Locate all lines with the word "JSON" and copy them out.
— Start Material —
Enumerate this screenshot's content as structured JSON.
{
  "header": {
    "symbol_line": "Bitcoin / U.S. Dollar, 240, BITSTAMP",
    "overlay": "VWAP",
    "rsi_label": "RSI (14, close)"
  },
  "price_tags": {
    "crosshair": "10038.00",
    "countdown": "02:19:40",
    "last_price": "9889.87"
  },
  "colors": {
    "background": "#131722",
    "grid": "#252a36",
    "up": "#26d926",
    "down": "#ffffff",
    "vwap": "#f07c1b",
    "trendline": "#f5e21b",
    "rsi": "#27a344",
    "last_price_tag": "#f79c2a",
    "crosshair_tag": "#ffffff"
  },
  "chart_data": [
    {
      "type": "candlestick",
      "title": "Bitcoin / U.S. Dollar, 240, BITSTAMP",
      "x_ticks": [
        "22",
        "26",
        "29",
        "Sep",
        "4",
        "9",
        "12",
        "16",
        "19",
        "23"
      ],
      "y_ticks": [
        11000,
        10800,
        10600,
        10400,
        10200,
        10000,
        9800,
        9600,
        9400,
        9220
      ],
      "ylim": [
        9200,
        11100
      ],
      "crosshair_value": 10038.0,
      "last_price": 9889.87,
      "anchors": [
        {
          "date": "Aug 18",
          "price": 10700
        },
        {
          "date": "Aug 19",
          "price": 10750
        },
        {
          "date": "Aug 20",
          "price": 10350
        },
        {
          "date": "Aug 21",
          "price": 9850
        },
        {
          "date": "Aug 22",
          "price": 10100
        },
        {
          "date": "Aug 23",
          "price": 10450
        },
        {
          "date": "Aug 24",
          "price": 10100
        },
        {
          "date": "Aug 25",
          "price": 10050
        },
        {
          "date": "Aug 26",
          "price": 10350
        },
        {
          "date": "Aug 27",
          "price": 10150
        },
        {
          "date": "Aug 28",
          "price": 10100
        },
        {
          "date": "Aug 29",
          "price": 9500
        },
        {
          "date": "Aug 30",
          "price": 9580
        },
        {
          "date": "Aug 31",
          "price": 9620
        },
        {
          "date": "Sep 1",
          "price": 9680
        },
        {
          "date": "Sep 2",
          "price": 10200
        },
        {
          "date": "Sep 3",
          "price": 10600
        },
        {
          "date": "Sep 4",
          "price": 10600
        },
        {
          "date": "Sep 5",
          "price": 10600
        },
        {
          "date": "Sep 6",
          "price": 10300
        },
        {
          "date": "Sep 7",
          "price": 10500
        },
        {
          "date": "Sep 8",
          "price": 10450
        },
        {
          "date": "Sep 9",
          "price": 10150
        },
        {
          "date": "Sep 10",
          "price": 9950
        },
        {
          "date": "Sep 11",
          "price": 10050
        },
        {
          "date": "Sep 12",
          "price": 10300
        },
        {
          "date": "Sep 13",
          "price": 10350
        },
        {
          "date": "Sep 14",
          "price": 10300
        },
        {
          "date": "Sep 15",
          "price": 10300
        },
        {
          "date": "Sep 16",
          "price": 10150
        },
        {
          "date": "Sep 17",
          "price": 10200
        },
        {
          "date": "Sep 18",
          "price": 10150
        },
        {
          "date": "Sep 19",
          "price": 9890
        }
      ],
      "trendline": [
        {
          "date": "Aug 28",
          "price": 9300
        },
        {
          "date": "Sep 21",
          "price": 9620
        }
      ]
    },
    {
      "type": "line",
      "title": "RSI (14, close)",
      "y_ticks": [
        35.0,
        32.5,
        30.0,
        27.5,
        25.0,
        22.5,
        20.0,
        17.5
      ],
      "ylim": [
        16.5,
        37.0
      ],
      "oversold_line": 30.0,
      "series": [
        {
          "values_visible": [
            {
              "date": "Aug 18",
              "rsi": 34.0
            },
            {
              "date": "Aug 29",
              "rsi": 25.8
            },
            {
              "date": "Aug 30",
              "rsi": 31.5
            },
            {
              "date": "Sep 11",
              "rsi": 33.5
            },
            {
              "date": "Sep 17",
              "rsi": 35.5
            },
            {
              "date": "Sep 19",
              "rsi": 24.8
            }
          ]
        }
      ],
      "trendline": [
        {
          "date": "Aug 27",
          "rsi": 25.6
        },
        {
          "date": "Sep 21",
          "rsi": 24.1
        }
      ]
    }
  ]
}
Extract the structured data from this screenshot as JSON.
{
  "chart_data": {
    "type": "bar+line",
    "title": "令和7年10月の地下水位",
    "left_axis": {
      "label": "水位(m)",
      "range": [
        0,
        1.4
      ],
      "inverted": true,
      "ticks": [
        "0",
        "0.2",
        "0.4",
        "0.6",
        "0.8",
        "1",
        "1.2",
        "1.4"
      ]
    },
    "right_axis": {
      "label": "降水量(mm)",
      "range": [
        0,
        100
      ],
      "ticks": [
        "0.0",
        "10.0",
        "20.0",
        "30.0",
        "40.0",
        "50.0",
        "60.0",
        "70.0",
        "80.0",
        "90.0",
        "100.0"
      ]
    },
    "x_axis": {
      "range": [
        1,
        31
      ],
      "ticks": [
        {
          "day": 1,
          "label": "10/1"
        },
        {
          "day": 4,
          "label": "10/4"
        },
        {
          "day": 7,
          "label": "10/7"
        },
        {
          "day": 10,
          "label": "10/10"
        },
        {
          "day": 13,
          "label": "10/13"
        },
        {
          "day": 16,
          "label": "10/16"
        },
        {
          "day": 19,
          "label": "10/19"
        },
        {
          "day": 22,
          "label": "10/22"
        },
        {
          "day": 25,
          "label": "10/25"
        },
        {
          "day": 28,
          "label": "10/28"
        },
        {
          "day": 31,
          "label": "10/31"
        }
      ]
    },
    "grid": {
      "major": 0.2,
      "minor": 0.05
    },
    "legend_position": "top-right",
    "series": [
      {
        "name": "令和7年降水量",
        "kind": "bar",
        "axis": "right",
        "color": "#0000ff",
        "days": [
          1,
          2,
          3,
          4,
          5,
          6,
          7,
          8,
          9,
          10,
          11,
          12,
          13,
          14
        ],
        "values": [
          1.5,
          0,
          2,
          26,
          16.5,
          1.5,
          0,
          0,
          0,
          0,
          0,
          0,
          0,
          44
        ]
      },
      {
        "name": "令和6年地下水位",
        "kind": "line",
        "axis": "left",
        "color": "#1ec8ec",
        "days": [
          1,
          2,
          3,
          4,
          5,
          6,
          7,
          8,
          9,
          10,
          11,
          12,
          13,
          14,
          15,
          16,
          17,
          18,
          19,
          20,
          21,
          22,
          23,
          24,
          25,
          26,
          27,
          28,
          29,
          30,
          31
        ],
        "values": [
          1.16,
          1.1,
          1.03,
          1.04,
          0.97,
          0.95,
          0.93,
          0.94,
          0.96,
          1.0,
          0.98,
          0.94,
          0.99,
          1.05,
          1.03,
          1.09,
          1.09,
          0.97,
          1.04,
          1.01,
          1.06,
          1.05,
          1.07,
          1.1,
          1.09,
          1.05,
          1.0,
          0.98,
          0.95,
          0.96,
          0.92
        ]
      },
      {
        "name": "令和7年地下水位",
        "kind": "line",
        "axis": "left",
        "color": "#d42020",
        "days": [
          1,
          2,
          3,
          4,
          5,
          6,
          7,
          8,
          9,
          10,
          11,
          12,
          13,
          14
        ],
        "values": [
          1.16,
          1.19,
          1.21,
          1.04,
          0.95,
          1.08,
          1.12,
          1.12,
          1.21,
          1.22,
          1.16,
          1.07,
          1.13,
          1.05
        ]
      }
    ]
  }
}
— End Material —
Reply to the exercise:
Enumerate this screenshot's content as structured JSON.
Extract the structured data from this screenshot as JSON.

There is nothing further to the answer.